- **Zitierter Text**
● ● ● ● ●

Der Eindruck, der Baukörper würde schweben, entsteht durch die Glasfuge, die das Bestandsgebäude mit dem Kubus verbindet. Die Erschließung der 110 Hotelzimmer erfolgt über ein Atrium, das unten mit einer Glasdecke und oben mit einem Glasdach abschließt. Im Erdgeschoss befinden sich Rezeption, Lobby, Frühstücksbar, ein Shop, das Restaurant „Abacco" und fünf „Car-Suiten".
Das Besondere der Suiten: Im Schlafbereich gibt eine raumhohe Innenverglasung den Blick auf die benachbarte, ebenfalls im Stil des Hotel-Designs gestaltete Einzelgarage frei. Großflächige, über alle Geschosse reichende Darstellungen nächtlich befahrener Straßen stellen eine optische Verbindung zwischen der Erlebniswelt „Motorworld" und den Themenzimmern des Hotels her.
Dem Gast erschließen sich die Darstellungen in ihrem vollen Umfang erst beim Verlassen des Zimmers mit dem Blick zur gegenüberliegenden Galerie, die zum als Eventlocation neu gestalteten Hangar führt. In den Zimmer fallen die weichen, geschwungenen Formen der Einrichtung auf. Vorbild waren die Kotflügel von Oldtimern.
Der Blick an die Decke zeigt die Explosionsgrafik eines V8-Motors und Reproduktionen originaler Konstruktionszeichnungen von Oldtimern. Auch die Wahl der eingesetzten Materialien ist autoaffin: Für den Boden im Erdgeschoss entschieden sich die Architekten für einen extrem hart befahrbaren Belag, der ursprünglich für Parkhäuser entwickelt wurde.
Den Auftakt in die Motorworld bildet der die Gebäudeachse abschließende Hangar mit angegliedertem Tower, denn hier finden sich ein großes Oldtimer-Zentrum und die größte Ausstellung mit Original-Exponaten von Michael Schumacher. Die stählernen Schiebetore sind nach dem Krieg durch Rolltore ersetzt worden. Da sie somit nicht Bestandteil des Originalzustands des Gebäudes waren, konnten sie bei der Umbaumaßnahme in Abstimmung mit dem Denkmalamt entfernt werden.
Die Architekten ersetzten die Fassade durch eine filigrane Glasfassade, deren Gliederung nach dem Vorbild der Fassadenteilung durch die nicht mehr vorhandenen originalen Tore erfolgte. An der neuen Fassade nimmt der Baukörper nun auf drei Etagen gläserne Einstellboxen auf, in denen wertvolle Sammlerfahrzeuge aufbewahrt und ausgestellt werden können.

● ● ● ● ●

[Gespeicherte Datensatzeinträge]
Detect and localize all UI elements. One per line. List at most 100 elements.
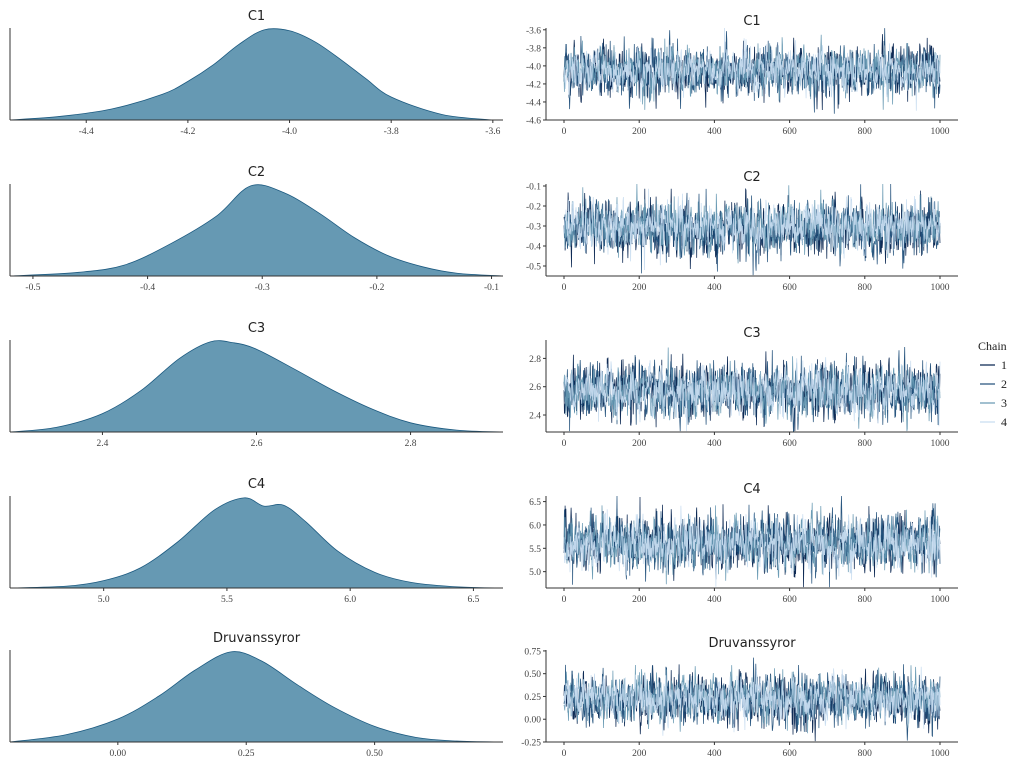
x-tick-label: 1000 [931,439,950,449]
x-tick-label: 200 [632,439,647,449]
trace-chain-4 [563,666,941,736]
x-tick-label: 200 [632,127,647,137]
legend-label-4: 4 [1001,415,1007,429]
y-tick-label: 2.4 [529,412,541,422]
x-tick-label: -4.2 [180,127,195,137]
density-area [9,184,504,277]
density-area [9,651,504,743]
density-panel-4: Druvanssyror 0.00 0.25 0.50 [9,631,504,759]
x-tick-label: -0.1 [484,283,499,293]
x-tick-label: 400 [707,749,722,759]
x-tick-label: 200 [632,283,647,293]
y-tick-label: 0.50 [524,670,541,680]
x-tick-label: 0 [562,749,567,759]
x-tick-label: 800 [858,283,873,293]
x-tick-label: -4.4 [79,127,94,137]
y-tick-label: -0.2 [526,203,541,213]
y-tick-label: 0.75 [524,647,541,657]
trace-title: C2 [743,170,760,185]
y-tick-label: 0.00 [524,716,541,726]
density-area [9,340,504,433]
density-title: C3 [248,321,265,336]
x-tick-label: -0.4 [140,283,155,293]
x-tick-label: 0.25 [238,749,255,759]
trace-chain-3 [563,34,941,110]
x-tick-label: 0 [562,439,567,449]
trace-chain-3 [563,502,941,585]
density-area [9,28,493,121]
panels: C1 -4.4 -4.2 -4.0 -3.8 -3.6 C1 -4.6 -4.4 -4.2 -4.0… [9,9,958,759]
x-tick-label: 400 [707,595,722,605]
trace-title: C4 [743,482,760,497]
x-tick-label: -4.0 [282,127,297,137]
y-tick-label: 5.0 [529,568,541,578]
y-tick-label: -0.1 [526,183,541,193]
y-tick-label: -4.6 [526,117,541,127]
y-tick-label: -3.6 [526,26,541,36]
trace-title: C3 [743,326,760,341]
trace-panel-0: C1 -4.6 -4.4 -4.2 -4.0 -3.8 -3.6 0 200 400 600 800 1… [526,14,958,137]
trace-panel-3: C4 5.0 5.5 6.0 6.5 0 200 400 600 800 1000 [529,482,958,605]
x-tick-label: 1000 [931,595,950,605]
x-tick-label: 2.8 [405,439,417,449]
trace-chain-4 [563,357,941,432]
x-tick-label: 600 [782,127,797,137]
x-tick-label: 400 [707,283,722,293]
x-tick-label: 5.5 [221,595,233,605]
trace-title: Druvanssyror [708,636,796,651]
x-tick-label: 200 [632,595,647,605]
density-title: C1 [248,9,265,24]
x-tick-label: 1000 [931,749,950,759]
x-tick-label: 0 [562,127,567,137]
trace-chain-4 [563,505,941,587]
density-area [9,497,504,589]
x-tick-label: 800 [858,595,873,605]
legend-title: Chain [978,339,1007,353]
density-title: C2 [248,165,265,180]
y-tick-label: -0.25 [521,739,541,749]
y-tick-label: 6.0 [529,521,541,531]
x-tick-label: -0.5 [25,283,40,293]
x-tick-label: 0 [562,283,567,293]
x-tick-label: 200 [632,749,647,759]
density-panel-2: C3 2.4 2.6 2.8 [9,321,504,449]
legend-label-3: 3 [1001,396,1007,410]
x-tick-label: 600 [782,595,797,605]
x-tick-label: 600 [782,283,797,293]
x-tick-label: 400 [707,439,722,449]
x-tick-label: 2.4 [97,439,109,449]
x-tick-label: 800 [858,749,873,759]
trace-panel-4: Druvanssyror -0.25 0.00 0.25 0.50 0.75 0 200 400… [521,636,958,759]
trace-chain-4 [563,27,941,111]
density-panel-1: C2 -0.5 -0.4 -0.3 -0.2 -0.1 [9,165,504,293]
density-title: C4 [248,477,265,492]
x-tick-label: 400 [707,127,722,137]
x-tick-label: 0 [562,595,567,605]
x-tick-label: 1000 [931,127,950,137]
density-panel-0: C1 -4.4 -4.2 -4.0 -3.8 -3.6 [9,9,503,137]
x-tick-label: 2.6 [251,439,263,449]
y-tick-label: -0.4 [526,243,541,253]
x-tick-label: 0.50 [366,749,383,759]
x-tick-label: -3.6 [485,127,500,137]
x-tick-label: 6.0 [344,595,356,605]
y-tick-label: -4.4 [526,98,541,108]
trace-panel-2: C3 2.4 2.6 2.8 0 200 400 600 800 1000 [529,326,958,449]
x-tick-label: -0.2 [369,283,384,293]
y-tick-label: 2.6 [529,383,541,393]
y-tick-label: -4.2 [526,80,541,90]
x-tick-label: -3.8 [384,127,399,137]
trace-title: C1 [743,14,760,29]
y-tick-label: 5.5 [529,545,541,555]
density-title: Druvanssyror [213,631,301,646]
x-tick-label: 600 [782,439,797,449]
trace-chain-4 [563,188,941,271]
y-tick-label: -4.0 [526,62,541,72]
x-tick-label: -0.3 [255,283,270,293]
y-tick-label: -0.5 [526,263,541,273]
density-panel-3: C4 5.0 5.5 6.0 6.5 [9,477,504,605]
x-tick-label: 6.5 [467,595,479,605]
y-tick-label: 0.25 [524,693,541,703]
legend-label-1: 1 [1001,358,1007,372]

● ● ● ● ●

Wie lautet die Passage im obigen Text über das Motorworld-Hotel zwischen „Das Besondere der“ und „des Hotels her.“, beide Stellen eingeschlossen? Gib sie Wort für Wort wieder.

Das Besondere der Suiten: Im Schlafbereich gibt eine raumhohe Innenverglasung den Blick auf die benachbarte, ebenfalls im Stil des Hotel-Designs gestaltete Einzelgarage frei. Großflächige, über alle Geschosse reichende Darstellungen nächtlich befahrener Straßen stellen eine optische Verbindung zwischen der Erlebniswelt „Motorworld" und den Themenzimmern des Hotels her.